[Set problem]:
Pick out every line of the entries below where "educación" occurs, and copy those lines.
☆ ☆ ☆
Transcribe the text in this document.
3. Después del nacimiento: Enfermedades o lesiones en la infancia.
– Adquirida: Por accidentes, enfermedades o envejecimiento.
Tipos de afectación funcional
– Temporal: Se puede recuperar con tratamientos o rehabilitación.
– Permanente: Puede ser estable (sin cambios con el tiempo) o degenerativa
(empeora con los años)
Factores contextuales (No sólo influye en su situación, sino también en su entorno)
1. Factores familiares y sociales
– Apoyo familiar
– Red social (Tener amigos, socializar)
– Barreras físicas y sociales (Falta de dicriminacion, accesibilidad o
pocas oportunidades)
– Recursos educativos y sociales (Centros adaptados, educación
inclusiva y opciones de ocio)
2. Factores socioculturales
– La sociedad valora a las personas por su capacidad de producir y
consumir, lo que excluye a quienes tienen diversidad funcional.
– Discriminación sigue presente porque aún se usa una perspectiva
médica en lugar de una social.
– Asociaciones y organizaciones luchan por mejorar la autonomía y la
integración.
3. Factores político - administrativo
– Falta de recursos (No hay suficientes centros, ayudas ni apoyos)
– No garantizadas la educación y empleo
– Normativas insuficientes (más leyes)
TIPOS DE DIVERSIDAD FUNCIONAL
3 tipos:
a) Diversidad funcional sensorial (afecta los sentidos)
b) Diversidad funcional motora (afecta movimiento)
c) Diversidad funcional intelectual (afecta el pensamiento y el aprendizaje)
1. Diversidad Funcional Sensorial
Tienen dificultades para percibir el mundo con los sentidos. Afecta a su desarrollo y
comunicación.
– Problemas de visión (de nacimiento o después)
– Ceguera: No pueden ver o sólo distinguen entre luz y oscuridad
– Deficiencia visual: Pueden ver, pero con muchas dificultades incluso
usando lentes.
☆ ☆ ☆
[Response]:
– Recursos educativos y sociales (Centros adaptados, educación
– No garantizadas la educación y empleo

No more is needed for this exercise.